Begin Document segment

Image (PNG) to Text Through AppleScript

peavine · April 14, 2023, 1:11am

I reread the OP’s original post, and I’m not sure if the handler contained above will do what he wants. If he wants to get text from an image on the clipboard (which appears to be the case), the script contained below will do that. A few comments:

The script returns a list which is easily coerced to text after setting the desired text item delimiters.
An error is thrown if the clipboard does not contain an image, and error correction needs to be added for that.
I have essentially no expertise with the Vision framework, and there may a better way to to this. Note should also be made of the constraints noted by chrillek.

use framework "AppKit"
use framework "Foundation"
use framework "Vision"
use scripting additions

set theText to getImageText()

on getImageText()
	set thePasteboard to current application's NSPasteboard's generalPasteboard()
	set imageData to thePasteboard's dataForType:(current application's NSPasteboardTypeTIFF)
	set requestHandler to current application's VNImageRequestHandler's alloc()'s initWithData:imageData options:(current application's NSDictionary's alloc()'s init())
	set theRequest to current application's VNRecognizeTextRequest's alloc()'s init()
	requestHandler's performRequests:(current application's NSArray's arrayWithObject:(theRequest)) |error|:(missing value)
	set theResults to theRequest's results()
	set theText to {}
	repeat with observation in theResults
		copy ((first item in (observation's topCandidates:1))'s |string|() as text) to end of theText
	end repeat
	return theText
end getImageText

Asuvathdhaman · April 14, 2023, 2:59pm

Thanks @peavine and @chrillek .

Sorry I do not know the Object C script. So I am not able to understand the code.

My actual task is to count the total number of words used on that Image as report (either excel or CSV).

I thought to store that content in any array, and I will write the data in excel or csv format from that array.

I do not know how to store the data in array in Object C.
How to create the CSV or Excel from Object C.
We need to run the multiple PNG files in a time.

Even I am unable to display the result through “Display alert” comment in applescript, but I can able to run and found the result in Description panel.

Can you please help me to resolve my issue?

Thanks
Asuvath

Asuvathdhaman · April 14, 2023, 4:19pm

Hi @Fredrik71 ,

Thank you so much for your response.

I thought this is what exact want.

Thanks a lot.

Thanks
Asuvath

Asuvathdhaman · December 14, 2023, 12:24pm

Hi @Fredrik71 ,

Hope you are doing well.

After a long days, I got an enhancement of this tool.

I can able to extract the English content from this script as perfect.

Now the requirement is non-English languages like (Chinese, Korean, Japanese, Arabic etc.)

Can you please help me to get it done?

End Document segment
Begin Data provided

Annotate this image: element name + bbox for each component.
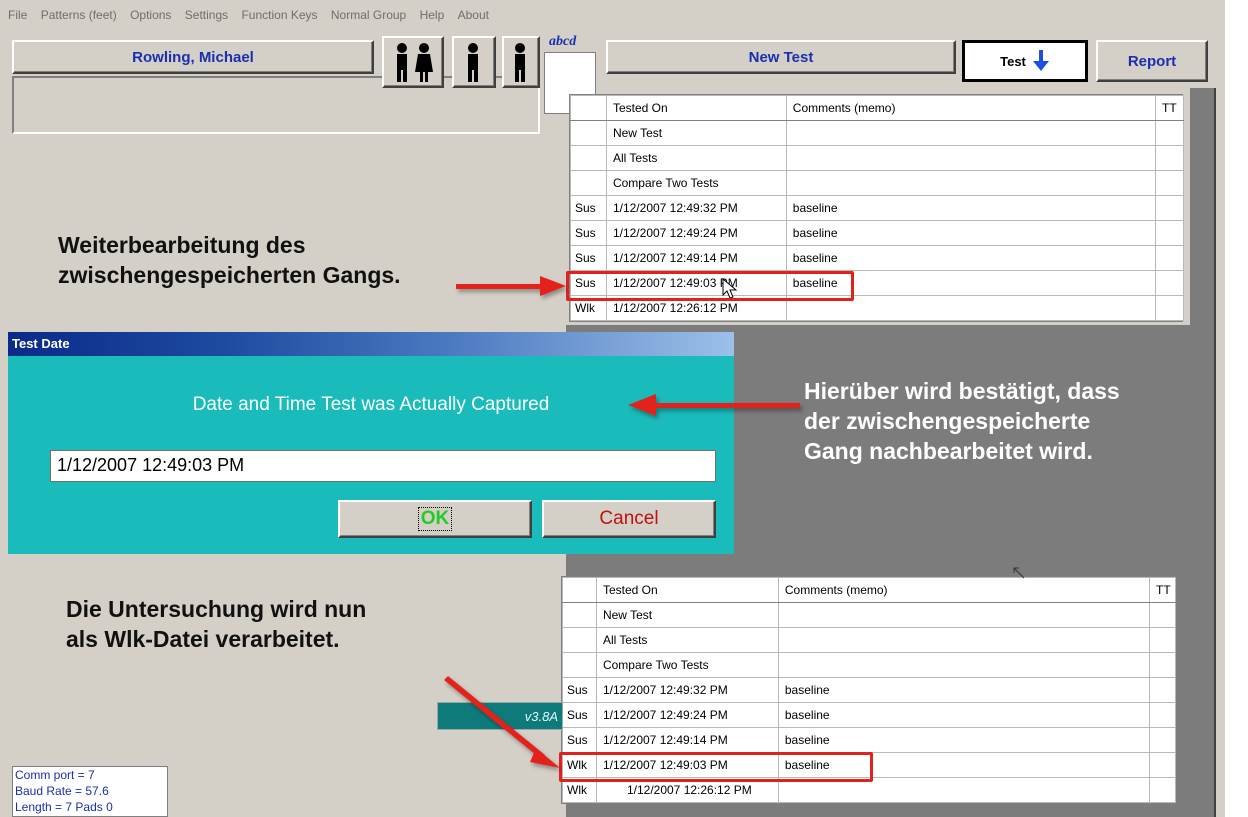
annotation-arrows xyxy=(444,276,800,768)
arrow-left-icon xyxy=(628,394,800,416)
arrow-diagonal-icon xyxy=(444,676,560,768)
arrow-right-icon xyxy=(456,276,566,296)
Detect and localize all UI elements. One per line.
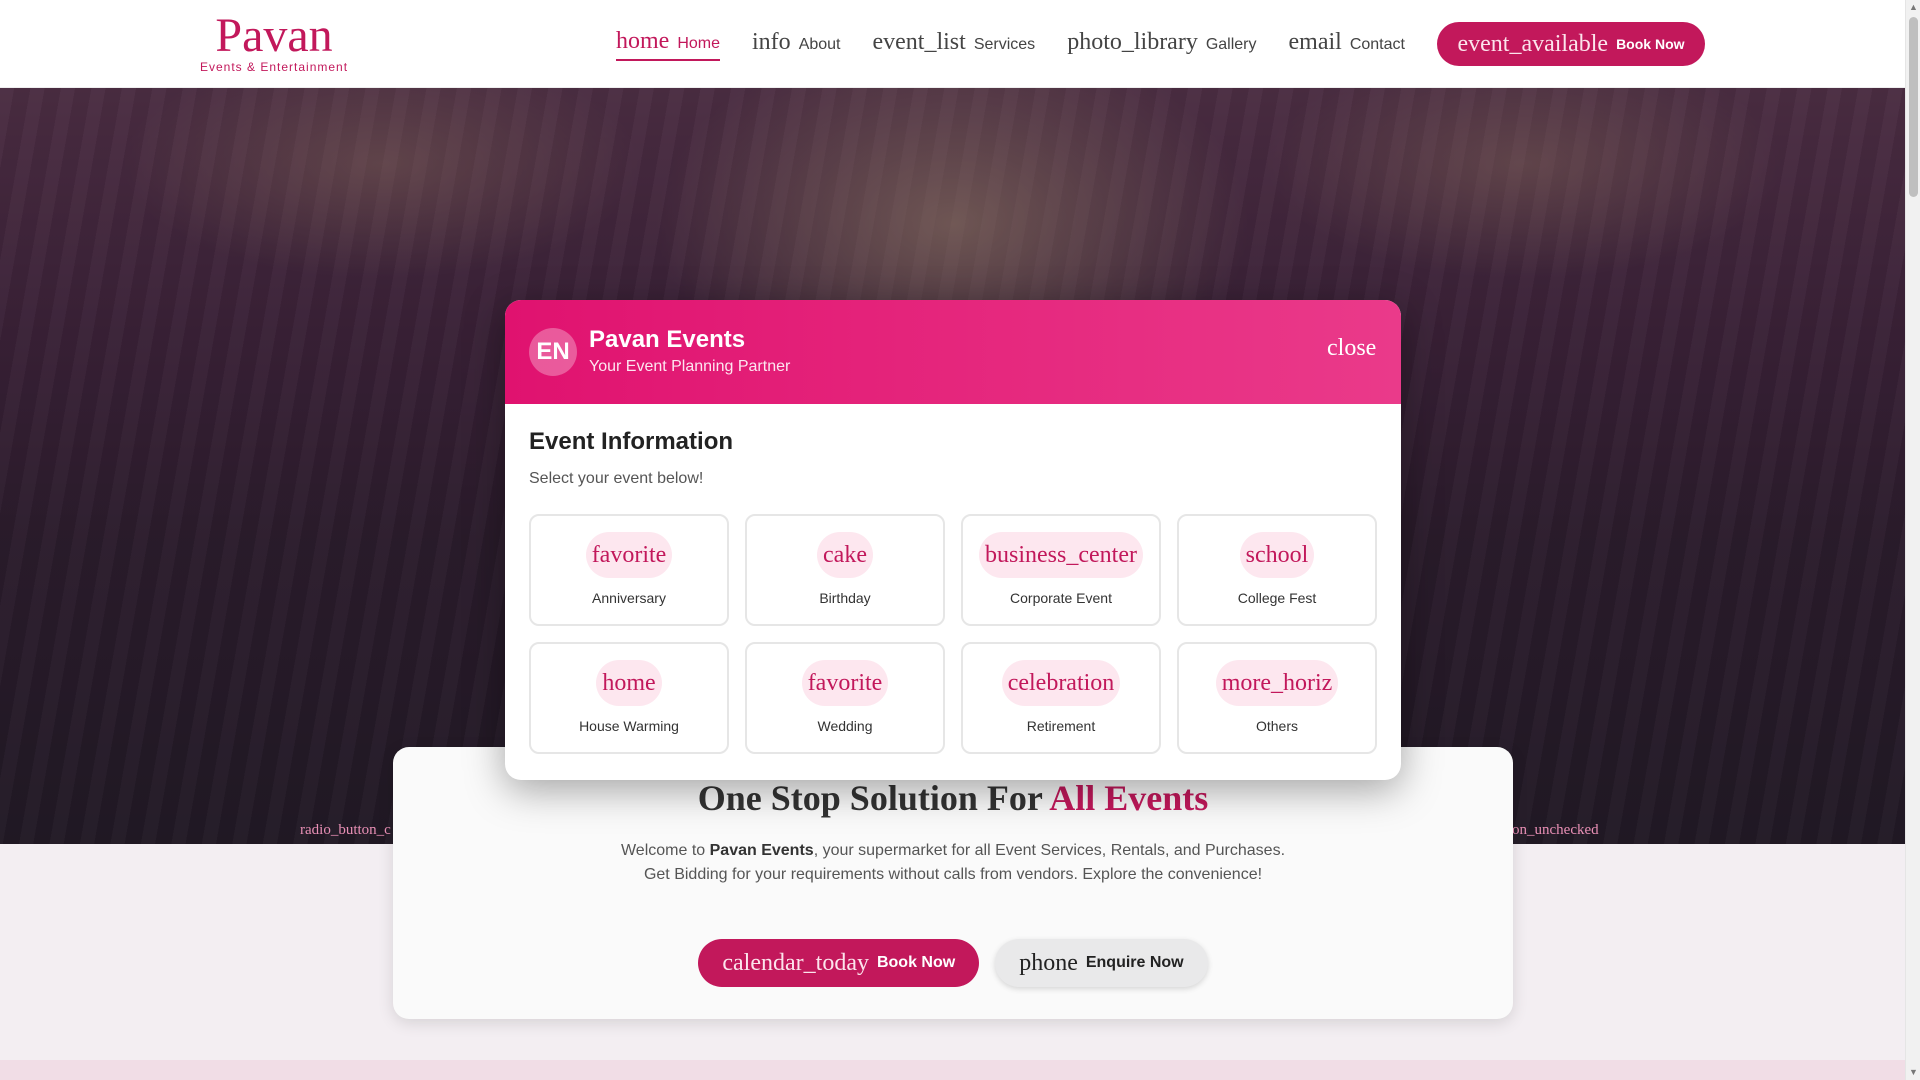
- event-card-retirement[interactable]: celebration Retirement: [961, 642, 1161, 754]
- event-info-subtitle: Select your event below!: [529, 470, 704, 487]
- modal-subtitle: Your Event Planning Partner: [589, 358, 791, 375]
- home-icon: home: [596, 660, 662, 706]
- modal-header: EN Pavan Events Your Event Planning Part…: [505, 300, 1401, 404]
- event-card-college-fest[interactable]: school College Fest: [1177, 514, 1377, 626]
- more-horiz-icon: more_horiz: [1215, 660, 1339, 706]
- modal-body: Event Information Select your event belo…: [505, 404, 1401, 754]
- school-icon: school: [1239, 532, 1315, 578]
- heart-icon: favorite: [585, 532, 673, 578]
- scroll-down-arrow-icon[interactable]: ▼: [1906, 1065, 1920, 1080]
- event-card-label: Retirement: [1026, 718, 1096, 734]
- cake-icon: cake: [817, 532, 873, 578]
- event-card-anniversary[interactable]: favorite Anniversary: [529, 514, 729, 626]
- event-card-corporate[interactable]: business_center Corporate Event: [961, 514, 1161, 626]
- modal-close-button[interactable]: close: [1327, 335, 1376, 362]
- modal-badge: EN: [529, 328, 577, 376]
- scroll-up-arrow-icon[interactable]: ▲: [1906, 0, 1920, 15]
- event-info-title: Event Information: [529, 428, 734, 455]
- event-card-wedding[interactable]: favorite Wedding: [745, 642, 945, 754]
- page-scrollbar[interactable]: ▲ ▼: [1905, 0, 1920, 1080]
- scroll-thumb[interactable]: [1909, 17, 1918, 197]
- event-card-house-warming[interactable]: home House Warming: [529, 642, 729, 754]
- event-card-label: Corporate Event: [1010, 590, 1112, 606]
- event-card-label: College Fest: [1237, 590, 1317, 606]
- event-info-modal: EN Pavan Events Your Event Planning Part…: [505, 300, 1401, 780]
- heart-icon: favorite: [801, 660, 889, 706]
- event-card-label: Birthday: [819, 590, 871, 606]
- briefcase-icon: business_center: [979, 532, 1143, 578]
- event-card-label: Anniversary: [592, 590, 666, 606]
- event-card-others[interactable]: more_horiz Others: [1177, 642, 1377, 754]
- event-card-label: Others: [1255, 718, 1298, 734]
- event-type-grid: favorite Anniversary cake Birthday busin…: [529, 514, 1377, 754]
- event-card-birthday[interactable]: cake Birthday: [745, 514, 945, 626]
- celebration-icon: celebration: [1001, 660, 1121, 706]
- modal-title: Pavan Events: [589, 326, 746, 353]
- event-card-label: Wedding: [817, 718, 873, 734]
- event-card-label: House Warming: [579, 718, 679, 734]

End Data provided

Work to do:
**a.** Condense the paragraph of the thread that begins "I reread the OP’s original post" into a shorter version that keeps its main points.
**b.** In the thread, write out everything from "I thought to" down to "in Description panel." again, replacing "array" with "list".

Exercise results:
**a.** After rereading the original post, the writer doubts that the handler above does what the poster wants. If the goal is to get text from an image on the clipboard, as it appears to be, the script below does that, and a few comments follow.

**b.**
I thought to store that content in any list, and I will write the data in excel or csv format from that list.

I do not know how to store the data in list in Object C.
How to create the CSV or Excel from Object C.
We need to run the multiple PNG files in a time.

Even I am unable to display the result through “Display alert” comment in applescript, but I can able to run and found the result in Description panel.